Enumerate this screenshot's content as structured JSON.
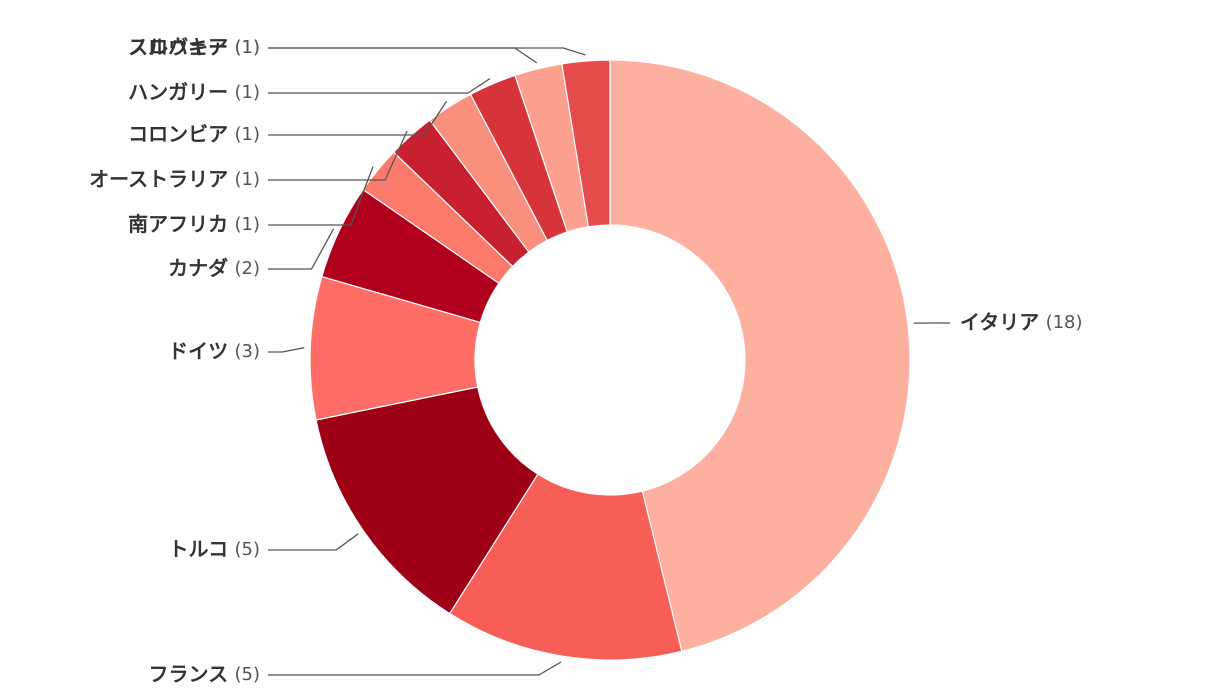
{
  "chart_data": {
    "type": "donut",
    "categories": [
      "イタリア",
      "フランス",
      "トルコ",
      "ドイツ",
      "カナダ",
      "南アフリカ",
      "オーストラリア",
      "コロンビア",
      "ハンガリー",
      "ノルウェー",
      "スロバキア"
    ],
    "values": [
      18,
      5,
      5,
      3,
      2,
      1,
      1,
      1,
      1,
      1,
      1
    ],
    "value_labels": [
      "(18)",
      "(5)",
      "(5)",
      "(3)",
      "(2)",
      "(1)",
      "(1)",
      "(1)",
      "(1)",
      "(1)",
      "(1)"
    ],
    "colors": [
      "#fdb0a0",
      "#f85e58",
      "#9e0016",
      "#fe6e66",
      "#b0001d",
      "#fb7a6c",
      "#c8202e",
      "#fb8f7e",
      "#d63438",
      "#fca090",
      "#e54b4a"
    ]
  }
}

> [Objective] Transcribe each line above verbatim, with the pictures left out.

> [Output for this exercise]
Enumerate this screenshot's content as structured JSON.
{
  "chart_data": {
    "type": "donut",
    "categories": [
      "イタリア",
      "フランス",
      "トルコ",
      "ドイツ",
      "カナダ",
      "南アフリカ",
      "オーストラリア",
      "コロンビア",
      "ハンガリー",
      "ノルウェー",
      "スロバキア"
    ],
    "values": [
      18,
      5,
      5,
      3,
      2,
      1,
      1,
      1,
      1,
      1,
      1
    ],
    "value_labels": [
      "(18)",
      "(5)",
      "(5)",
      "(3)",
      "(2)",
      "(1)",
      "(1)",
      "(1)",
      "(1)",
      "(1)",
      "(1)"
    ],
    "colors": [
      "#fdb0a0",
      "#f85e58",
      "#9e0016",
      "#fe6e66",
      "#b0001d",
      "#fb7a6c",
      "#c8202e",
      "#fb8f7e",
      "#d63438",
      "#fca090",
      "#e54b4a"
    ]
  }
}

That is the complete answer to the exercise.